### [TO DO]
Each line should be copied exactly.

### [RECORDS SUPPLIED]
• • •

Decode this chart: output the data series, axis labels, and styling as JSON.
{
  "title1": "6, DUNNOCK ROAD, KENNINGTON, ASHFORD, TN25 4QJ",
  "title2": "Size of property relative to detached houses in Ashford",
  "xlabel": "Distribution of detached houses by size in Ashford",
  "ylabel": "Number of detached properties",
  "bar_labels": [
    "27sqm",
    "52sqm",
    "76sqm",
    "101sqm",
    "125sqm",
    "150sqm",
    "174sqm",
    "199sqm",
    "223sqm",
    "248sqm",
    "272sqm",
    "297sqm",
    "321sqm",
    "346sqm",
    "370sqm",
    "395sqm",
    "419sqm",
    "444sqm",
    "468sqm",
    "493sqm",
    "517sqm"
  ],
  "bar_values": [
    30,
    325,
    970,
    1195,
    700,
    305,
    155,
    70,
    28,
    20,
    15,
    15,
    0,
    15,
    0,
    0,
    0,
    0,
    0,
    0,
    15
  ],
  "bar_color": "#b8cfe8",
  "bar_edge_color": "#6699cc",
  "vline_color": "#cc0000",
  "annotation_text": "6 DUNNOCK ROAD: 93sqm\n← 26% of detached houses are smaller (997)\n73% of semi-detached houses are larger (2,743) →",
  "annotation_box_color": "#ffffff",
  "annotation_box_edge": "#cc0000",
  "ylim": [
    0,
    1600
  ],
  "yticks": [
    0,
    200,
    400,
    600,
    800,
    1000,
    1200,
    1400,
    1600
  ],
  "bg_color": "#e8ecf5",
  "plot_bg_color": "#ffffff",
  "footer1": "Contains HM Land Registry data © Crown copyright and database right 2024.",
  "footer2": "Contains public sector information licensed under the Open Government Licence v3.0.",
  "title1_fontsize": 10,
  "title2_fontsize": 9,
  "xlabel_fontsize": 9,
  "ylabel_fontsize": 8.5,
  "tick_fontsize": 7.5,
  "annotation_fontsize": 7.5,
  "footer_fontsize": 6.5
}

• • •

### [THE RESPONSE]
Decode this chart: output the data series, axis labels, and styling as JSON.
{
  "title1": "6, DUNNOCK ROAD, KENNINGTON, ASHFORD, TN25 4QJ",
  "title2": "Size of property relative to detached houses in Ashford",
  "xlabel": "Distribution of detached houses by size in Ashford",
  "ylabel": "Number of detached properties",
  "bar_labels": [
    "27sqm",
    "52sqm",
    "76sqm",
    "101sqm",
    "125sqm",
    "150sqm",
    "174sqm",
    "199sqm",
    "223sqm",
    "248sqm",
    "272sqm",
    "297sqm",
    "321sqm",
    "346sqm",
    "370sqm",
    "395sqm",
    "419sqm",
    "444sqm",
    "468sqm",
    "493sqm",
    "517sqm"
  ],
  "bar_values": [
    30,
    325,
    970,
    1195,
    700,
    305,
    155,
    70,
    28,
    20,
    15,
    15,
    0,
    15,
    0,
    0,
    0,
    0,
    0,
    0,
    15
  ],
  "bar_color": "#b8cfe8",
  "bar_edge_color": "#6699cc",
  "vline_color": "#cc0000",
  "annotation_text": "6 DUNNOCK ROAD: 93sqm\n← 26% of detached houses are smaller (997)\n73% of semi-detached houses are larger (2,743) →",
  "annotation_box_color": "#ffffff",
  "annotation_box_edge": "#cc0000",
  "ylim": [
    0,
    1600
  ],
  "yticks": [
    0,
    200,
    400,
    600,
    800,
    1000,
    1200,
    1400,
    1600
  ],
  "bg_color": "#e8ecf5",
  "plot_bg_color": "#ffffff",
  "footer1": "Contains HM Land Registry data © Crown copyright and database right 2024.",
  "footer2": "Contains public sector information licensed under the Open Government Licence v3.0.",
  "title1_fontsize": 10,
  "title2_fontsize": 9,
  "xlabel_fontsize": 9,
  "ylabel_fontsize": 8.5,
  "tick_fontsize": 7.5,
  "annotation_fontsize": 7.5,
  "footer_fontsize": 6.5
}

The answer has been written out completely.